* [Task statement]
Figure out how many lines of the material below contain the word "临床医学". Answer with the number only.

══ Records to use ══

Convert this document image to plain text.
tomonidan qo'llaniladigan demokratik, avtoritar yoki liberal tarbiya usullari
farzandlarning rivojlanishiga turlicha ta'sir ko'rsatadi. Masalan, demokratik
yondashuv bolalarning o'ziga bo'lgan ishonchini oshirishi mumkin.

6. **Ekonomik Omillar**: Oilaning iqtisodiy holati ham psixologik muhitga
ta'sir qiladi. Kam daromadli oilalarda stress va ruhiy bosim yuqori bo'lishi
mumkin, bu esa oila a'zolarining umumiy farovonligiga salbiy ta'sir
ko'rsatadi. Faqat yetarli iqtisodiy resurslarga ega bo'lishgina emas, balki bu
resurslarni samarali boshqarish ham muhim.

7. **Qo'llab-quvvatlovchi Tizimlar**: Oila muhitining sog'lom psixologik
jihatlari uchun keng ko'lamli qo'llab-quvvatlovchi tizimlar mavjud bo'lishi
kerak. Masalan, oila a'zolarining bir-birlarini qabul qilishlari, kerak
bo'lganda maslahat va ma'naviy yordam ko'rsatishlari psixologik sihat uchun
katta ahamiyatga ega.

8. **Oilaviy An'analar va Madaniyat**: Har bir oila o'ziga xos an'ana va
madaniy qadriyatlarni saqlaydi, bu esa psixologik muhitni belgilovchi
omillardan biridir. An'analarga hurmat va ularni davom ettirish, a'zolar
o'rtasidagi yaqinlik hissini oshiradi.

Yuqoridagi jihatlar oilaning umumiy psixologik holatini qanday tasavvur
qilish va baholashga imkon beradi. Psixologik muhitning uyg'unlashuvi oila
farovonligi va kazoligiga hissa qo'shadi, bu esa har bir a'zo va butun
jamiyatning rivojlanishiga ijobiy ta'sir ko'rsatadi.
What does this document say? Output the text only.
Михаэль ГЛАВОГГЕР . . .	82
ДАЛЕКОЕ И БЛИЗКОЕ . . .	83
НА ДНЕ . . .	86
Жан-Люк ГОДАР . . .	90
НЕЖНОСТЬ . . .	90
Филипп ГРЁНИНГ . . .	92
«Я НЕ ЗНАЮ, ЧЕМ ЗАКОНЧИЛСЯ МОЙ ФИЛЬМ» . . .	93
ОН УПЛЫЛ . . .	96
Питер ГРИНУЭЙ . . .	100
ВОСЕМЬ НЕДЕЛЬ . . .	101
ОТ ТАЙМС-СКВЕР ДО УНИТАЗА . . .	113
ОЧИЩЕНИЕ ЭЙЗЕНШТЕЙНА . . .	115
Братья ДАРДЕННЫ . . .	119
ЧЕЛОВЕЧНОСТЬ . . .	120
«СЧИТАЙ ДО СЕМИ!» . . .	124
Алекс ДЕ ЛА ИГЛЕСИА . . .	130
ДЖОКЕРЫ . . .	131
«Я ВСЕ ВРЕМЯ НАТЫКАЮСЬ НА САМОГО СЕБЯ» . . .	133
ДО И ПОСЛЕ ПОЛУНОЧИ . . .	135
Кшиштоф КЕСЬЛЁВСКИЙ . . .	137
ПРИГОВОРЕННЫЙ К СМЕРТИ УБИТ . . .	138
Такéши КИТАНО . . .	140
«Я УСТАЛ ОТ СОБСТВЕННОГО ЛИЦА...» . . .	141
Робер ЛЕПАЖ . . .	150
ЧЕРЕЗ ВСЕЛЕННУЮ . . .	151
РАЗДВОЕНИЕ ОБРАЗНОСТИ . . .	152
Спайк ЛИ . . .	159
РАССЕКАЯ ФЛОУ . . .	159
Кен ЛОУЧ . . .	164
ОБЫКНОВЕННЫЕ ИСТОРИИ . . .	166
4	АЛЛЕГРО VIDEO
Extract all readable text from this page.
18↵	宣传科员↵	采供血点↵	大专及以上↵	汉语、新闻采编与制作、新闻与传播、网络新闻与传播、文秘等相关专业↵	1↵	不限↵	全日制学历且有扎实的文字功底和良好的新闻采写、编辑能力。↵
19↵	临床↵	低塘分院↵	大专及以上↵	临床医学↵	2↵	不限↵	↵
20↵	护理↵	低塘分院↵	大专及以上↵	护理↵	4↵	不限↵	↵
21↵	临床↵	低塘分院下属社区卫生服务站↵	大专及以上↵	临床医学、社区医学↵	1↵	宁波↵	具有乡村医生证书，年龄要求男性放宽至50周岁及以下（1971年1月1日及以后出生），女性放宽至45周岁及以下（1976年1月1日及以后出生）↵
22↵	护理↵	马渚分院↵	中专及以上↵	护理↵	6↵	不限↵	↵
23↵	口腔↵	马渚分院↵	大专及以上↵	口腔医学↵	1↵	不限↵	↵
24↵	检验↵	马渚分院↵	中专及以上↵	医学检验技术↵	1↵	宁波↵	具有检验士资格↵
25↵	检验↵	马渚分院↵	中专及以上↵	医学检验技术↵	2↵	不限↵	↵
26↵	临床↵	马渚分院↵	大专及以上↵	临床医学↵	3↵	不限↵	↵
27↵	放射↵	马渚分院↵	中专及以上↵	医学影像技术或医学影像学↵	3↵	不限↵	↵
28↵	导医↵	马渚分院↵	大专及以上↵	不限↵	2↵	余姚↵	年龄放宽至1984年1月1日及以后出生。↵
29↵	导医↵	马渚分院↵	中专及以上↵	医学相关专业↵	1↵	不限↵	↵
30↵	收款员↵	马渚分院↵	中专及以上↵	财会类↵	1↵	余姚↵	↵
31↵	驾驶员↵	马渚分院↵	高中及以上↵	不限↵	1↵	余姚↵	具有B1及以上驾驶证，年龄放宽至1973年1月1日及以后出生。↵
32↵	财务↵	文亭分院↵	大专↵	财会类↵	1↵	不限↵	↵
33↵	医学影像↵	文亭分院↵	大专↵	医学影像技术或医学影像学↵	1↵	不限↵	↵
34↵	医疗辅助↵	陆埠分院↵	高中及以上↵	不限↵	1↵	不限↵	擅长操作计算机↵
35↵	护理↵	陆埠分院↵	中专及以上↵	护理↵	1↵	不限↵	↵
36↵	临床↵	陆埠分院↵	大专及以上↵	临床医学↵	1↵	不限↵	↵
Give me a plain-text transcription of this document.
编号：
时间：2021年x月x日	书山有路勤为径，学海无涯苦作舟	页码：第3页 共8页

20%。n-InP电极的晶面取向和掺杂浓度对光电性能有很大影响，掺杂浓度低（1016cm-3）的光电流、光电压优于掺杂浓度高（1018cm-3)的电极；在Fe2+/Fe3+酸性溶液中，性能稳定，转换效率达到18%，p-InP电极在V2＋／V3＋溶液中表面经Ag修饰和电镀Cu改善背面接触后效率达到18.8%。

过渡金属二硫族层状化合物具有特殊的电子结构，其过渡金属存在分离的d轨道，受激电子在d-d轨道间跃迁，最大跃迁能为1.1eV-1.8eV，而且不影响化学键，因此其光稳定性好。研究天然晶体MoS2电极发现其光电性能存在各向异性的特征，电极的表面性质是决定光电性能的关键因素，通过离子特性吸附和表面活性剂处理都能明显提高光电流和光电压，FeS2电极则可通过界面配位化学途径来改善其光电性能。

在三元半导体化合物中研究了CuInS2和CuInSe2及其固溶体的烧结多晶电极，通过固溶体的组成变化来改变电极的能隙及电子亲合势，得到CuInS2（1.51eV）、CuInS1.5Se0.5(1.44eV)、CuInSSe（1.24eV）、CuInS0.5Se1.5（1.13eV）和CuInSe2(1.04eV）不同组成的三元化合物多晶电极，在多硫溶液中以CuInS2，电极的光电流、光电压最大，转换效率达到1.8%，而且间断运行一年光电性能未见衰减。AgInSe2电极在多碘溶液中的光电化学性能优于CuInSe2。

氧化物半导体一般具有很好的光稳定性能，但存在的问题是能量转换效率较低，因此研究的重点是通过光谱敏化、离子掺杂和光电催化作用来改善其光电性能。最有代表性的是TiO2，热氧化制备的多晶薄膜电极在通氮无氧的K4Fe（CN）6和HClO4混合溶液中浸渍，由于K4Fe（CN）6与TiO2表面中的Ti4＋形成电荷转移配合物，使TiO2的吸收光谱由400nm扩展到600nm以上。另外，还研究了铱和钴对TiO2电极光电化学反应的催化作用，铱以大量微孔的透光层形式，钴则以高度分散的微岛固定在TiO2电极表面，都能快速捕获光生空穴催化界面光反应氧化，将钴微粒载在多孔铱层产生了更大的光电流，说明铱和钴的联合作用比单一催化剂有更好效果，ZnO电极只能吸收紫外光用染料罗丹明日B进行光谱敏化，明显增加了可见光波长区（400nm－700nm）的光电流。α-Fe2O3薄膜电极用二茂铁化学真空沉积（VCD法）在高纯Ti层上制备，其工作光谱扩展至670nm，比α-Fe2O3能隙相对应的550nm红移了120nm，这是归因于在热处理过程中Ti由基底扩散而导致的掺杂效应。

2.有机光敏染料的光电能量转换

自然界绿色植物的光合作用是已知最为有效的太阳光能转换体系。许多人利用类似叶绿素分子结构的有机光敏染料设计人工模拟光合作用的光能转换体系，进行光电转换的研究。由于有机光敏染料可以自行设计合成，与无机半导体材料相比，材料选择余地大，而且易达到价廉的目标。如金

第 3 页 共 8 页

═══

* [The response]
4